[Dataset records]

=====

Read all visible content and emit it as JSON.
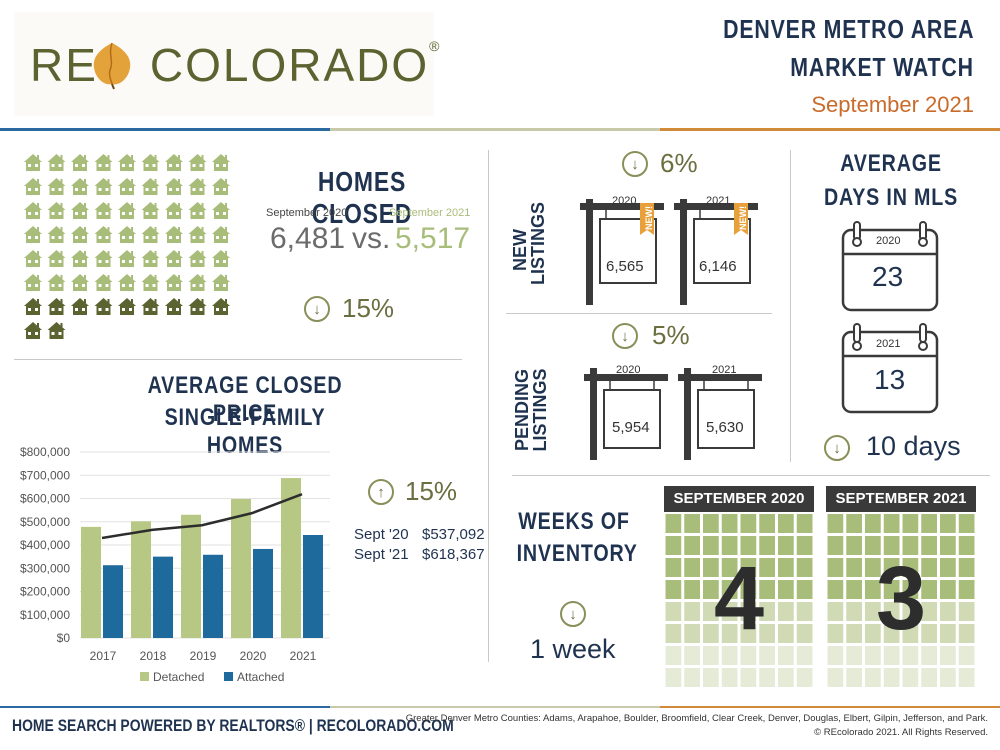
{
  "header": {
    "logo_pre": "RE",
    "logo_post": "COLORADO",
    "logo_reg": "®",
    "title_line1": "DENVER METRO AREA",
    "title_line2": "MARKET WATCH",
    "period": "September 2021"
  },
  "homes_closed": {
    "title": "HOMES CLOSED",
    "label_2020": "September 2020",
    "label_2021": "September 2021",
    "value_2020": "6,481",
    "vs": "vs.",
    "value_2021": "5,517",
    "change": "15%",
    "direction": "down",
    "icon_rows_full": 6,
    "icon_cols": 9,
    "icon_row_dark": 9,
    "icon_last_row": 2
  },
  "new_listings": {
    "label": "NEW\nLISTINGS",
    "label_line1": "NEW",
    "label_line2": "LISTINGS",
    "change": "6%",
    "direction": "down",
    "year_2020": "2020",
    "year_2021": "2021",
    "value_2020": "6,565",
    "value_2021": "6,146",
    "badge": "NEW!"
  },
  "pending_listings": {
    "label_line1": "PENDING",
    "label_line2": "LISTINGS",
    "change": "5%",
    "direction": "down",
    "year_2020": "2020",
    "year_2021": "2021",
    "value_2020": "5,954",
    "value_2021": "5,630"
  },
  "days_in_mls": {
    "title_line1": "AVERAGE",
    "title_line2": "DAYS IN MLS",
    "year_2020": "2020",
    "year_2021": "2021",
    "value_2020": "23",
    "value_2021": "13",
    "change": "10 days",
    "direction": "down"
  },
  "weeks_inventory": {
    "title_line1": "WEEKS OF",
    "title_line2": "INVENTORY",
    "change": "1 week",
    "direction": "down",
    "panel_2020_title": "SEPTEMBER 2020",
    "panel_2021_title": "SEPTEMBER 2021",
    "value_2020": "4",
    "value_2021": "3"
  },
  "price": {
    "title_line1": "AVERAGE CLOSED PRICE",
    "title_line2": "SINGLE-FAMILY HOMES",
    "change": "15%",
    "direction": "up",
    "label_2020": "Sept '20",
    "label_2021": "Sept '21",
    "value_2020": "$537,092",
    "value_2021": "$618,367"
  },
  "chart_data": {
    "type": "bar",
    "categories": [
      "2017",
      "2018",
      "2019",
      "2020",
      "2021"
    ],
    "series": [
      {
        "name": "Detached",
        "values": [
          478000,
          502000,
          530000,
          598000,
          688000
        ],
        "color": "#b7c884"
      },
      {
        "name": "Attached",
        "values": [
          313000,
          350000,
          358000,
          383000,
          443000
        ],
        "color": "#1e6a9c"
      }
    ],
    "line": {
      "values": [
        430000,
        465000,
        485000,
        537092,
        618367
      ],
      "color": "#2d2d2d"
    },
    "ylim": [
      0,
      800000
    ],
    "yticks": [
      "$800,000",
      "$700,000",
      "$600,000",
      "$500,000",
      "$400,000",
      "$300,000",
      "$200,000",
      "$100,000",
      "$0"
    ],
    "legend_position": "bottom",
    "grid": true
  },
  "footer": {
    "left": "HOME SEARCH POWERED BY REALTORS® | RECOLORADO.COM",
    "counties": "Greater Denver Metro Counties: Adams, Arapahoe, Boulder, Broomfield, Clear Creek, Denver, Douglas, Elbert, Gilpin, Jefferson, and Park.",
    "copyright": "© REcolorado 2021. All Rights Reserved."
  },
  "colors": {
    "navy": "#1f3350",
    "olive": "#6b6f40",
    "light_green": "#a9bd7a",
    "orange": "#c96b2b",
    "house_light": "#a9bd7a",
    "house_dark": "#5b6330"
  }
}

=====

Each entry shown above must be quoted exactly, with its pictures left out.

*Solution for this exercise:*
Read all visible content and emit it as JSON.
{
  "header": {
    "logo_pre": "RE",
    "logo_post": "COLORADO",
    "logo_reg": "®",
    "title_line1": "DENVER METRO AREA",
    "title_line2": "MARKET WATCH",
    "period": "September 2021"
  },
  "homes_closed": {
    "title": "HOMES CLOSED",
    "label_2020": "September 2020",
    "label_2021": "September 2021",
    "value_2020": "6,481",
    "vs": "vs.",
    "value_2021": "5,517",
    "change": "15%",
    "direction": "down",
    "icon_rows_full": 6,
    "icon_cols": 9,
    "icon_row_dark": 9,
    "icon_last_row": 2
  },
  "new_listings": {
    "label": "NEW\nLISTINGS",
    "label_line1": "NEW",
    "label_line2": "LISTINGS",
    "change": "6%",
    "direction": "down",
    "year_2020": "2020",
    "year_2021": "2021",
    "value_2020": "6,565",
    "value_2021": "6,146",
    "badge": "NEW!"
  },
  "pending_listings": {
    "label_line1": "PENDING",
    "label_line2": "LISTINGS",
    "change": "5%",
    "direction": "down",
    "year_2020": "2020",
    "year_2021": "2021",
    "value_2020": "5,954",
    "value_2021": "5,630"
  },
  "days_in_mls": {
    "title_line1": "AVERAGE",
    "title_line2": "DAYS IN MLS",
    "year_2020": "2020",
    "year_2021": "2021",
    "value_2020": "23",
    "value_2021": "13",
    "change": "10 days",
    "direction": "down"
  },
  "weeks_inventory": {
    "title_line1": "WEEKS OF",
    "title_line2": "INVENTORY",
    "change": "1 week",
    "direction": "down",
    "panel_2020_title": "SEPTEMBER 2020",
    "panel_2021_title": "SEPTEMBER 2021",
    "value_2020": "4",
    "value_2021": "3"
  },
  "price": {
    "title_line1": "AVERAGE CLOSED PRICE",
    "title_line2": "SINGLE-FAMILY HOMES",
    "change": "15%",
    "direction": "up",
    "label_2020": "Sept '20",
    "label_2021": "Sept '21",
    "value_2020": "$537,092",
    "value_2021": "$618,367"
  },
  "chart_data": {
    "type": "bar",
    "categories": [
      "2017",
      "2018",
      "2019",
      "2020",
      "2021"
    ],
    "series": [
      {
        "name": "Detached",
        "values": [
          478000,
          502000,
          530000,
          598000,
          688000
        ],
        "color": "#b7c884"
      },
      {
        "name": "Attached",
        "values": [
          313000,
          350000,
          358000,
          383000,
          443000
        ],
        "color": "#1e6a9c"
      }
    ],
    "line": {
      "values": [
        430000,
        465000,
        485000,
        537092,
        618367
      ],
      "color": "#2d2d2d"
    },
    "ylim": [
      0,
      800000
    ],
    "yticks": [
      "$800,000",
      "$700,000",
      "$600,000",
      "$500,000",
      "$400,000",
      "$300,000",
      "$200,000",
      "$100,000",
      "$0"
    ],
    "legend_position": "bottom",
    "grid": true
  },
  "footer": {
    "left": "HOME SEARCH POWERED BY REALTORS® | RECOLORADO.COM",
    "counties": "Greater Denver Metro Counties: Adams, Arapahoe, Boulder, Broomfield, Clear Creek, Denver, Douglas, Elbert, Gilpin, Jefferson, and Park.",
    "copyright": "© REcolorado 2021. All Rights Reserved."
  },
  "colors": {
    "navy": "#1f3350",
    "olive": "#6b6f40",
    "light_green": "#a9bd7a",
    "orange": "#c96b2b",
    "house_light": "#a9bd7a",
    "house_dark": "#5b6330"
  }
}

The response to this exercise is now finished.